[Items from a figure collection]
• • •

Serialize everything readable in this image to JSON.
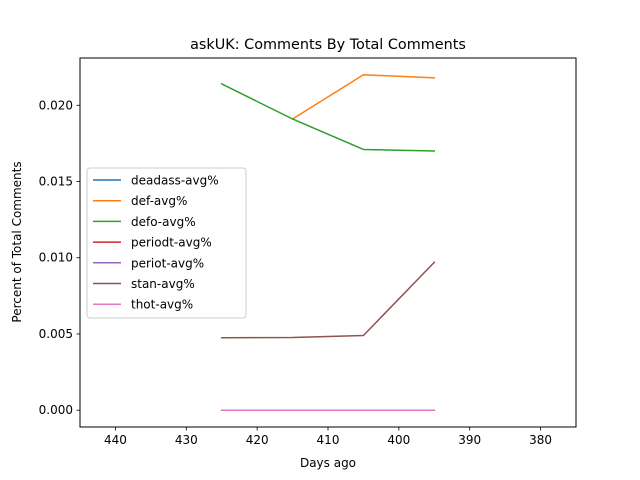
{
  "chart_data": {
    "type": "line",
    "title": "askUK: Comments By Total Comments",
    "xlabel": "Days ago",
    "ylabel": "Percent of Total Comments",
    "xlim": [
      445,
      375
    ],
    "ylim": [
      -0.0011,
      0.0231
    ],
    "x_ticks": [
      440,
      430,
      420,
      410,
      400,
      390,
      380
    ],
    "y_ticks": [
      0.0,
      0.005,
      0.01,
      0.015,
      0.02
    ],
    "y_tick_labels": [
      "0.000",
      "0.005",
      "0.010",
      "0.015",
      "0.020"
    ],
    "x_tick_labels": [
      "440",
      "430",
      "420",
      "410",
      "400",
      "390",
      "380"
    ],
    "grid": false,
    "legend_position": "center-left",
    "x": [
      425,
      415,
      405,
      395
    ],
    "series": [
      {
        "name": "deadass-avg%",
        "color": "#1f77b4",
        "values": [
          0.0,
          0.0,
          0.0,
          0.0
        ]
      },
      {
        "name": "def-avg%",
        "color": "#ff7f0e",
        "values": [
          null,
          0.0191,
          0.022,
          0.0218
        ]
      },
      {
        "name": "defo-avg%",
        "color": "#2ca02c",
        "values": [
          0.0214,
          0.0191,
          0.0171,
          0.017
        ]
      },
      {
        "name": "periodt-avg%",
        "color": "#d62728",
        "values": [
          0.0,
          0.0,
          0.0,
          0.0
        ]
      },
      {
        "name": "periot-avg%",
        "color": "#9467bd",
        "values": [
          0.0,
          0.0,
          0.0,
          0.0
        ]
      },
      {
        "name": "stan-avg%",
        "color": "#8c564b",
        "values": [
          0.00475,
          0.00477,
          0.0049,
          0.0097
        ]
      },
      {
        "name": "thot-avg%",
        "color": "#e377c2",
        "values": [
          0.0,
          0.0,
          0.0,
          0.0
        ]
      }
    ]
  }
}
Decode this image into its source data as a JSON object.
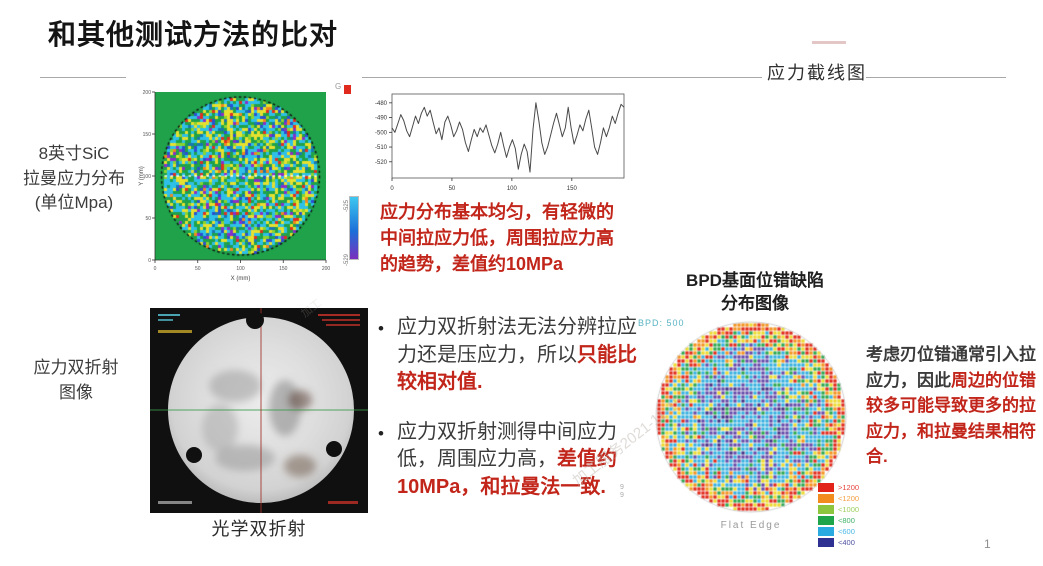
{
  "slide": {
    "title": "和其他测试方法的比对",
    "page_number": "1",
    "watermark_main": "加工服务2021-11-15",
    "watermark_small": "加工",
    "stray_marks": "9 9"
  },
  "section_header": {
    "label": "应力截线图"
  },
  "raman": {
    "label_lines": [
      "8英寸SiC",
      "拉曼应力分布",
      "(单位Mpa)"
    ],
    "marker_glyph": "G"
  },
  "cross_section_note": {
    "lines": [
      "应力分布基本均匀，有轻微的",
      "中间拉应力低，周围拉应力高",
      "的趋势，差值约10MPa"
    ]
  },
  "birefringence": {
    "label_lines": [
      "应力双折射",
      "图像"
    ],
    "caption": "光学双折射"
  },
  "bullets": [
    {
      "black": "应力双折射法无法分辨拉应力还是压应力，所以",
      "red": "只能比较相对值."
    },
    {
      "black": "应力双折射测得中间应力低，周围应力高，",
      "red": "差值约10MPa，和拉曼法一致."
    }
  ],
  "bpd": {
    "title_lines": [
      "BPD基面位错缺陷",
      "分布图像"
    ],
    "corner_label": "BPD: 500",
    "bottom_label": "Flat Edge",
    "legend": [
      {
        "color": "#e2231a",
        "label": ">1200"
      },
      {
        "color": "#f28c1e",
        "label": "<1200"
      },
      {
        "color": "#8cc63e",
        "label": "<1000"
      },
      {
        "color": "#1ea54c",
        "label": "<800"
      },
      {
        "color": "#29abe2",
        "label": "<600"
      },
      {
        "color": "#2e3192",
        "label": "<400"
      }
    ]
  },
  "side_note": {
    "black": "考虑刃位错通常引入拉应力，因此",
    "red": "周边的位错较多可能导致更多的拉应力，和拉曼结果相符合."
  },
  "chart_data": [
    {
      "type": "heatmap",
      "name": "raman_stress_map",
      "title": "8英寸SiC拉曼应力分布 (单位Mpa)",
      "xlabel": "X (mm)",
      "ylabel": "Y (mm)",
      "xticks": [
        0,
        50,
        100,
        150,
        200
      ],
      "yticks": [
        0,
        50,
        100,
        150,
        200
      ],
      "axis_range_mm": [
        0,
        200
      ],
      "background_color": "#1fa24a",
      "wafer_edge_style": "dotted-black",
      "cross_section_line_y_mm": 100,
      "value_range_mpa": [
        -529,
        -480
      ],
      "colorbar": {
        "colors": [
          "#3ec8f0",
          "#1b6fd8",
          "#7a2fbe"
        ],
        "top_label": "-525",
        "bottom_label": "-529"
      },
      "palette": [
        [
          "#2fc0e8",
          0.3
        ],
        [
          "#1fa24a",
          0.25
        ],
        [
          "#e6e02e",
          0.2
        ],
        [
          "#8cd42e",
          0.05
        ],
        [
          "#2b50d0",
          0.06
        ],
        [
          "#8a30c8",
          0.05
        ],
        [
          "#1878b0",
          0.04
        ],
        [
          "#f08820",
          0.02
        ],
        [
          "#e03020",
          0.03
        ]
      ],
      "seed": 7
    },
    {
      "type": "line",
      "name": "stress_cross_section",
      "title": "应力截线图",
      "ylabel_units": "MPa",
      "x_start": 0,
      "x_step": 2.45,
      "xticks": [
        0,
        50,
        100,
        150
      ],
      "yticks": [
        -480,
        -490,
        -500,
        -510,
        -520
      ],
      "ylim": [
        -531,
        -474
      ],
      "line_color": "#4a4a4a",
      "values": [
        -497,
        -500,
        -494,
        -488,
        -492,
        -499,
        -503,
        -496,
        -489,
        -494,
        -487,
        -483,
        -489,
        -485,
        -493,
        -501,
        -497,
        -505,
        -493,
        -489,
        -495,
        -503,
        -499,
        -493,
        -498,
        -507,
        -513,
        -505,
        -498,
        -503,
        -497,
        -500,
        -495,
        -502,
        -509,
        -514,
        -508,
        -500,
        -509,
        -517,
        -510,
        -505,
        -511,
        -525,
        -515,
        -508,
        -513,
        -527,
        -498,
        -480,
        -492,
        -507,
        -515,
        -510,
        -502,
        -494,
        -487,
        -495,
        -503,
        -497,
        -483,
        -497,
        -508,
        -502,
        -495,
        -499,
        -491,
        -485,
        -497,
        -510,
        -515,
        -507,
        -497,
        -503,
        -497,
        -489,
        -494,
        -487,
        -481,
        -483
      ]
    },
    {
      "type": "heatmap",
      "name": "bpd_map",
      "title": "BPD基面位错缺陷分布图像",
      "corner_label": "BPD: 500",
      "bottom_label": "Flat Edge",
      "legend_bins": [
        ">1200",
        "<1200",
        "<1000",
        "<800",
        "<600",
        "<400"
      ],
      "colors": {
        "red": "#e02618",
        "orange": "#f2901c",
        "yellow": "#ecd92c",
        "green": "#28a44c",
        "cyan": "#34aede",
        "purple": "#6348a8",
        "deep": "#413084"
      },
      "seed": 11
    }
  ]
}
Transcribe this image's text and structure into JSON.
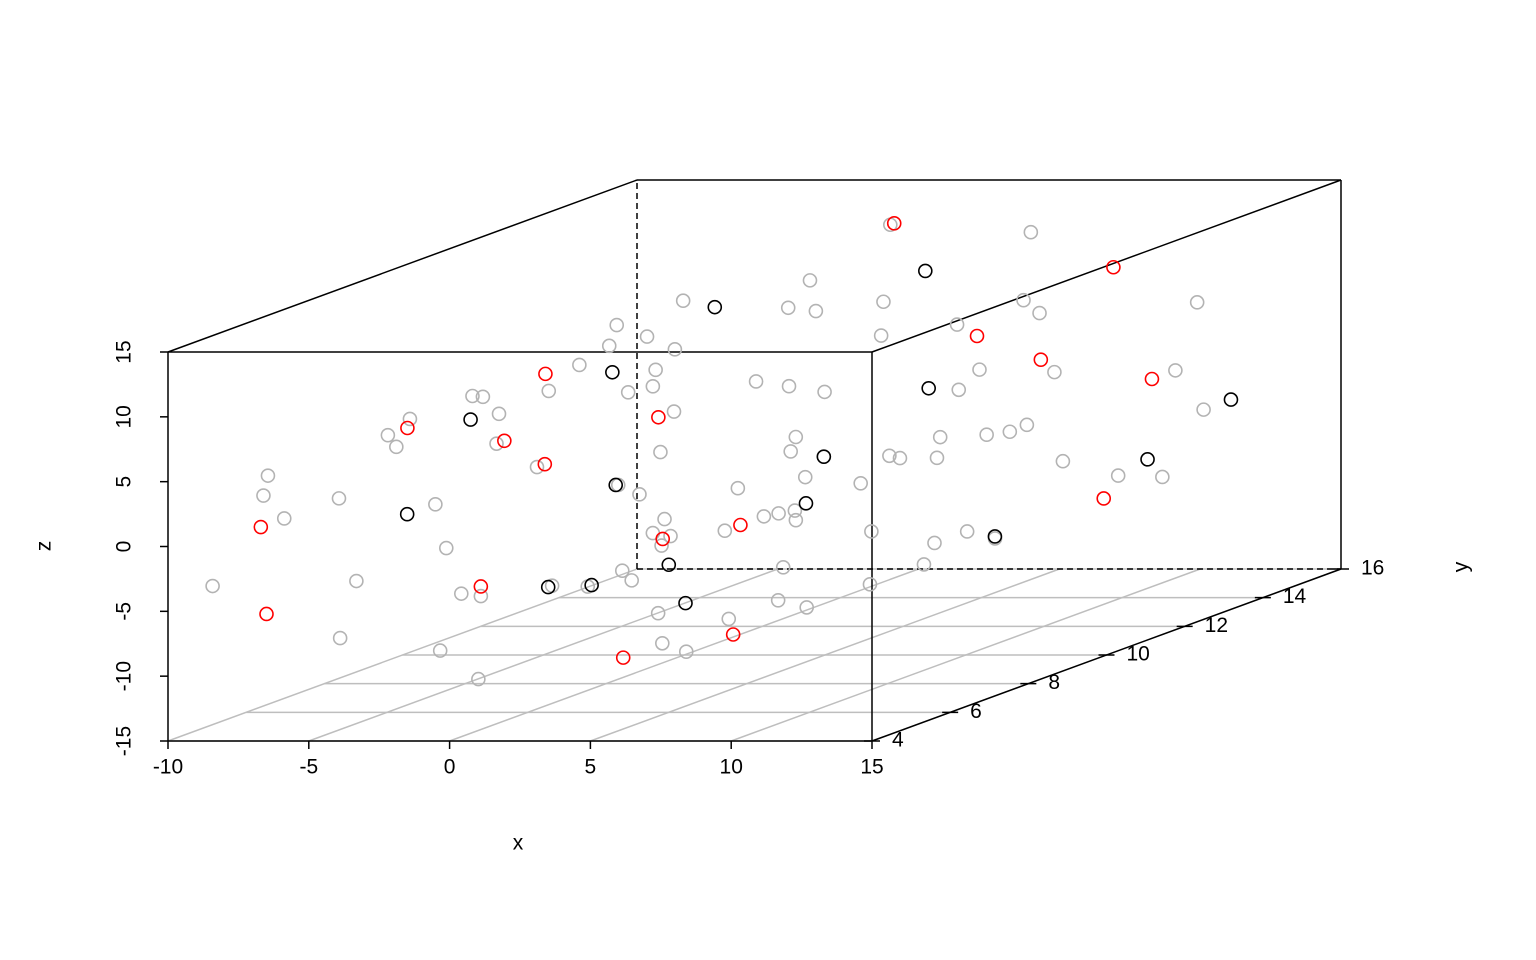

• • •

### What you will do
From the entries, copy out each line containing the word "name".

### Result for this exercise
        "name": "deadass-avg%",
        "name": "def-avg%",
        "name": "defo-avg%",
        "name": "periodt-avg%",
        "name": "periot-avg%",
        "name": "stan-avg%",
        "name": "thot-avg%",
      "name": "raman_stress_map",
      "name": "stress_cross_section",
      "name": "bpd_map",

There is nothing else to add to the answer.